→ SUPPLIED MATERIAL
-------------------------

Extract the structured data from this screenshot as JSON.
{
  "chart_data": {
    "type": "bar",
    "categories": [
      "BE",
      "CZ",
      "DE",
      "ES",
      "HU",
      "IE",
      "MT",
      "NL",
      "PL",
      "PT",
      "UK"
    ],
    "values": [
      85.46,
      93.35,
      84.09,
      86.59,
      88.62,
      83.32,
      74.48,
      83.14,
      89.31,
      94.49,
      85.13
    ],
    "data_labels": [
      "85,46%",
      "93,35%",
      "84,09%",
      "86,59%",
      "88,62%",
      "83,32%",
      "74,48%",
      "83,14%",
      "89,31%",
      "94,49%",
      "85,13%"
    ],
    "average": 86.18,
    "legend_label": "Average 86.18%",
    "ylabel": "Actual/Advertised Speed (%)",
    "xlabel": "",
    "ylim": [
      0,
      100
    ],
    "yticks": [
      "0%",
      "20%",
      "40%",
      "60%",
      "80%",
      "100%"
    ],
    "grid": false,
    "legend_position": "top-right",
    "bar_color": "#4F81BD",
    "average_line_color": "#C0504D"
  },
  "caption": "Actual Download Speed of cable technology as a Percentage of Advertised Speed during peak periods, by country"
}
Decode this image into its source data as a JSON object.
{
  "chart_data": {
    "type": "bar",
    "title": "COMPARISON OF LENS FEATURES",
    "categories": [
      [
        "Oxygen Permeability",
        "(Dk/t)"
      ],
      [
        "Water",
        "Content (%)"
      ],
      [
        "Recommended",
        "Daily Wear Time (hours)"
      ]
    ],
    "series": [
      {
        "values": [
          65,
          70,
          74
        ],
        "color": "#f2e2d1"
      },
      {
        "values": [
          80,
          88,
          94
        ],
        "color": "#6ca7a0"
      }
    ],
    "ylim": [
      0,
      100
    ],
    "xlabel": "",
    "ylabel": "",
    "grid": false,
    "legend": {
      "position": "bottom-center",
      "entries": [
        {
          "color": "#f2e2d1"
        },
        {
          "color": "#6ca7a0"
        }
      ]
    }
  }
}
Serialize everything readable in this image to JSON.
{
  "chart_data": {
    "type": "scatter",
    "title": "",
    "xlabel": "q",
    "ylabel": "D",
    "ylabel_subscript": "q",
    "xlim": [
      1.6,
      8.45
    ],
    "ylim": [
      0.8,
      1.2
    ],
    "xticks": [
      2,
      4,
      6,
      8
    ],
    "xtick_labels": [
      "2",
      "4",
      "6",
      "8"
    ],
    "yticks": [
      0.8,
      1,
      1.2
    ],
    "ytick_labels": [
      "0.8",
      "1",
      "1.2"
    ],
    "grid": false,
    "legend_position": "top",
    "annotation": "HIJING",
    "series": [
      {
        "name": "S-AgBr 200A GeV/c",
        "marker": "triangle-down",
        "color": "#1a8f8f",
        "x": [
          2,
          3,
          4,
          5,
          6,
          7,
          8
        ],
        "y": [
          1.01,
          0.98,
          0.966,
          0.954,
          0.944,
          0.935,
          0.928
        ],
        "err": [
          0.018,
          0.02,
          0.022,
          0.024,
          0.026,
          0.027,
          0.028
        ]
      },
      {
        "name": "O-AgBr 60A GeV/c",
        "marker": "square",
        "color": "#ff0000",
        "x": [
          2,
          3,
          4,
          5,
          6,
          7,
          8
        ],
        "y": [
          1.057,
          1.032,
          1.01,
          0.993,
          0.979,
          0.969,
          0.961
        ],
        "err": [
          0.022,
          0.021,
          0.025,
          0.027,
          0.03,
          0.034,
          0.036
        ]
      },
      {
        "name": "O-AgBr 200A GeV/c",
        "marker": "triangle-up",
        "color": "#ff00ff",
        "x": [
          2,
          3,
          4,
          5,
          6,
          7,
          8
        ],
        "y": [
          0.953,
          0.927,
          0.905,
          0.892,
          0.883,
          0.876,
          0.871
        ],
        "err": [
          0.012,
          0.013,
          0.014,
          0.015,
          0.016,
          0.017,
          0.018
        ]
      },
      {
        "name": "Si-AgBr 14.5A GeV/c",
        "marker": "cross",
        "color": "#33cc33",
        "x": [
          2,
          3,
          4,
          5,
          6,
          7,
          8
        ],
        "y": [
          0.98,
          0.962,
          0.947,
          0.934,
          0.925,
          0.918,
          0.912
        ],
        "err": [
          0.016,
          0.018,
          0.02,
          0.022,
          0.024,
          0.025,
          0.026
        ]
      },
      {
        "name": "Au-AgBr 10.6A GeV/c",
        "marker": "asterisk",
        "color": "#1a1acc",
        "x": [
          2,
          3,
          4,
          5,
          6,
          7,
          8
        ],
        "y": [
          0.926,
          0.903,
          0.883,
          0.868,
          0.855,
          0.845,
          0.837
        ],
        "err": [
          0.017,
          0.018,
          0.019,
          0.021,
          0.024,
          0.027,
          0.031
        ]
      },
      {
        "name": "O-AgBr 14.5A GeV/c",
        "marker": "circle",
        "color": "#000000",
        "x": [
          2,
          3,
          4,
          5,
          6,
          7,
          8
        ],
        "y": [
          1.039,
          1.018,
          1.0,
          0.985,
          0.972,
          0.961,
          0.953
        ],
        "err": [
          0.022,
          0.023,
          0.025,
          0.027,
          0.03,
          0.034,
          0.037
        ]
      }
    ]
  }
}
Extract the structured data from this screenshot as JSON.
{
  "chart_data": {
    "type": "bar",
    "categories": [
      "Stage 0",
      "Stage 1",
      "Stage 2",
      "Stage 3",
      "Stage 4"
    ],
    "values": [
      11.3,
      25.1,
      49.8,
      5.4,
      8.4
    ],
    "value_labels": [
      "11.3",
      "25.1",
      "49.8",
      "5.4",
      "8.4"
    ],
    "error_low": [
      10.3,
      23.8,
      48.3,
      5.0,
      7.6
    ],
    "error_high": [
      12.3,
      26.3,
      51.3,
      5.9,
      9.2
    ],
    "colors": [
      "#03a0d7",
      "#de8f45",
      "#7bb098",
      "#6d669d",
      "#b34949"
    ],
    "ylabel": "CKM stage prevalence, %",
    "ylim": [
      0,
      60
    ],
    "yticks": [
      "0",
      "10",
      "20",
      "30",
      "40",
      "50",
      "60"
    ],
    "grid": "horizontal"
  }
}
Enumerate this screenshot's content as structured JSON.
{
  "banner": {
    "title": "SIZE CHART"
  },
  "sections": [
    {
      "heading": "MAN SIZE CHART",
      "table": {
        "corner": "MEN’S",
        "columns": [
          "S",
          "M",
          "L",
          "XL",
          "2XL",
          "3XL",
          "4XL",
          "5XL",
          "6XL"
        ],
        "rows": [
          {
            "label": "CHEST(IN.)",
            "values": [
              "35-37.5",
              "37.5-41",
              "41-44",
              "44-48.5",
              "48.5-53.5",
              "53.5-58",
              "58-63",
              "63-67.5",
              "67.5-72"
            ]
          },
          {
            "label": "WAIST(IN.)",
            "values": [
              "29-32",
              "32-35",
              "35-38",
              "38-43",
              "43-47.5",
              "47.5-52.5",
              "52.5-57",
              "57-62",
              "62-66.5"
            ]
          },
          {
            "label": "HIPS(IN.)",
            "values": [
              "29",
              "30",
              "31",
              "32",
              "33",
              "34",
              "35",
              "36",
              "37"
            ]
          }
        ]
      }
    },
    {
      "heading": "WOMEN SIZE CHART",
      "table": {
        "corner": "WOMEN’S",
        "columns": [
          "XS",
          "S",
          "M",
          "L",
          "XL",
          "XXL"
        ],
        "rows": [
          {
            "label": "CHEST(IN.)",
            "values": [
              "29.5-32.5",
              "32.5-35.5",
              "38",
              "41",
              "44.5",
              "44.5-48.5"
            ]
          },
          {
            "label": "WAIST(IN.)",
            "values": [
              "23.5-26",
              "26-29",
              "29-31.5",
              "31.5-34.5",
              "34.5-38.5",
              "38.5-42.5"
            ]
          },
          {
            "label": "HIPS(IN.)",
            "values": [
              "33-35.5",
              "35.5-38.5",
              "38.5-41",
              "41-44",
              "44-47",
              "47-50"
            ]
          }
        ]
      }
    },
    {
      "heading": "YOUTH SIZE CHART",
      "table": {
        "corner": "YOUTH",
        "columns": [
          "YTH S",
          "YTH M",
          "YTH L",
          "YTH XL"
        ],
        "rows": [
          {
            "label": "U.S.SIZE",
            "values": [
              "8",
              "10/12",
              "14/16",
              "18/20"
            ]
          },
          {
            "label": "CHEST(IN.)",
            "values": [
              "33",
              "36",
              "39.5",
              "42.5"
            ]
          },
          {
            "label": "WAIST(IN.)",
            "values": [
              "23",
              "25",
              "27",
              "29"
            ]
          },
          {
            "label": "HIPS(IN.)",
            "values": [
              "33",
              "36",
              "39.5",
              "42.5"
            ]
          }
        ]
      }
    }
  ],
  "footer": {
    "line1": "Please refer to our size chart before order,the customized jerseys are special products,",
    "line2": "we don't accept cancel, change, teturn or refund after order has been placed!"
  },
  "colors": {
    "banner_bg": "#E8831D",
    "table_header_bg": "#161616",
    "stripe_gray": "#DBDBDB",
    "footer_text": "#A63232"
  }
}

-------------------------

→ WHAT IS EXPECTED
Select and copy every line of the listing with the word "corner".

→ RESULT OF THIS EXERCISE
        "corner": "MEN’S",
        "corner": "WOMEN’S",
        "corner": "YOUTH",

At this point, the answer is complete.